Exclude any images and output the remaining records exactly.

• Saved entries

'''

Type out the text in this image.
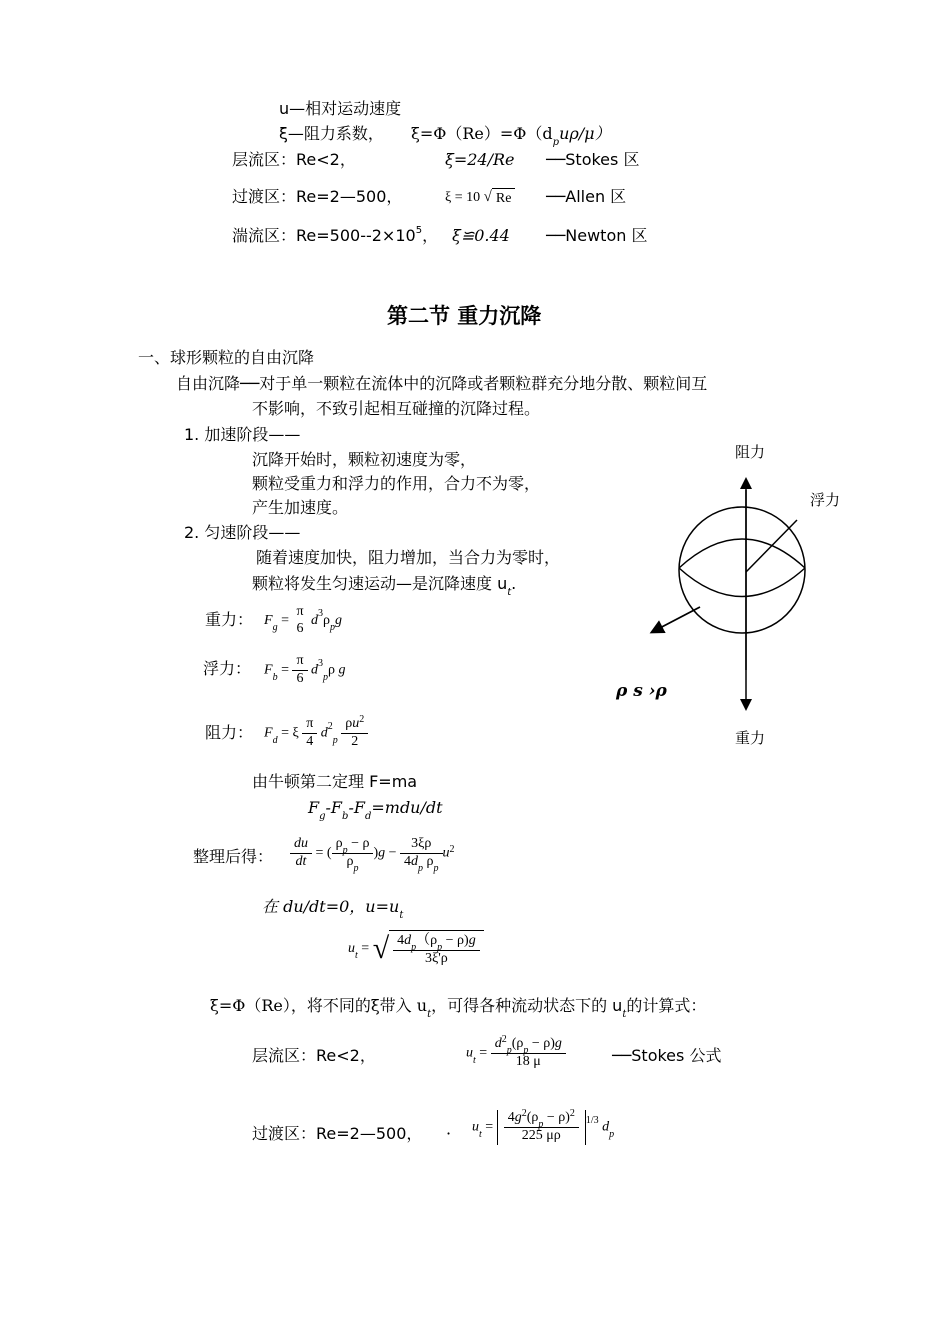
u—相对运动速度
ξ—阻力系数， $\xi=\Phi(Re)=\Phi(d_pu\rho/\mu)$
层流区：Re<2，	ξ=24/Re ──Stokes 区
过渡区：Re=2—500，	ξ = 10 √ Re ──Allen 区
湍流区：$Re=500--2\times 10^5$， ξ≌0.44 ──Newton 区
第二节 重力沉降
一、球形颗粒的自由沉降
自由沉降──对于单一颗粒在流体中的沉降或者颗粒群充分地分散、颗粒间互
不影响，不致引起相互碰撞的沉降过程。
1. 加速阶段——
沉降开始时，颗粒初速度为零，
颗粒受重力和浮力的作用，合力不为零，
产生加速度。
2. 匀速阶段——
随着速度加快，阻力增加，当合力为零时，
颗粒将发生匀速运动—是沉降速度 $u_t$.
重力： $F_g$ =
π
6
$d^3\rho_pg$
浮力： $F_b = \frac{\pi}{6} d^3_p\rho$ g
阻力： $F_d = \xi \frac{\pi}{4} d^2_p \frac{\rho u^2}{2}$
阻力
浮力
重力
ρ s ›ρ
由牛顿第二定理 F=ma
$F_g-F_b-F_d=mdu/dt$
整理后得： $\frac{du}{dt}$ = ( $\frac{\rho_p - \rho}{\rho_p} )g - \frac{3\xi\rho}{4d_p \rho_p} u^2$
在 du/dt=0，$u=u_t$
$u_t$ = √ $\frac{4d_p(\rho_p - \rho)g}{3\xi'\rho}$
ξ=Φ（Re），将不同的ξ带入 $u_t$，可得各种流动状态下的 $u_t$的计算式：
层流区：Re<2，	$u_t = \frac{d^2_p(\rho_p - \rho)g}{18 \mu}$	──Stokes 公式
过渡区：Re=2—500， · $u_t = \frac{4g^2(\rho_p - \rho)^2}{225 \mu\rho} ^{1/3}$ $d_p$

'''

• FINISHED TASK
Type out the text in this image.
u—相对运动速度
ξ—阻力系数， $\xi=\Phi(Re)=\Phi(d_pu\rho/\mu)$
层流区：Re<2，	ξ=24/Re ──Stokes 区
过渡区：Re=2—500，	ξ = 10 √ Re ──Allen 区
湍流区：$Re=500--2\times 10^5$， ξ≌0.44 ──Newton 区
第二节 重力沉降
一、球形颗粒的自由沉降
自由沉降──对于单一颗粒在流体中的沉降或者颗粒群充分地分散、颗粒间互
不影响，不致引起相互碰撞的沉降过程。
1. 加速阶段——
沉降开始时，颗粒初速度为零，
颗粒受重力和浮力的作用，合力不为零，
产生加速度。
2. 匀速阶段——
随着速度加快，阻力增加，当合力为零时，
颗粒将发生匀速运动—是沉降速度 $u_t$.
重力： $F_g$ =
π
6
$d^3\rho_pg$
浮力： $F_b = \frac{\pi}{6} d^3_p\rho$ g
阻力： $F_d = \xi \frac{\pi}{4} d^2_p \frac{\rho u^2}{2}$
阻力
浮力
重力
ρ s ›ρ
由牛顿第二定理 F=ma
$F_g-F_b-F_d=mdu/dt$
整理后得： $\frac{du}{dt}$ = ( $\frac{\rho_p - \rho}{\rho_p} )g - \frac{3\xi\rho}{4d_p \rho_p} u^2$
在 du/dt=0，$u=u_t$
$u_t$ = √ $\frac{4d_p(\rho_p - \rho)g}{3\xi'\rho}$
ξ=Φ（Re），将不同的ξ带入 $u_t$，可得各种流动状态下的 $u_t$的计算式：
层流区：Re<2，	$u_t = \frac{d^2_p(\rho_p - \rho)g}{18 \mu}$	──Stokes 公式
过渡区：Re=2—500， · $u_t = \frac{4g^2(\rho_p - \rho)^2}{225 \mu\rho} ^{1/3}$ $d_p$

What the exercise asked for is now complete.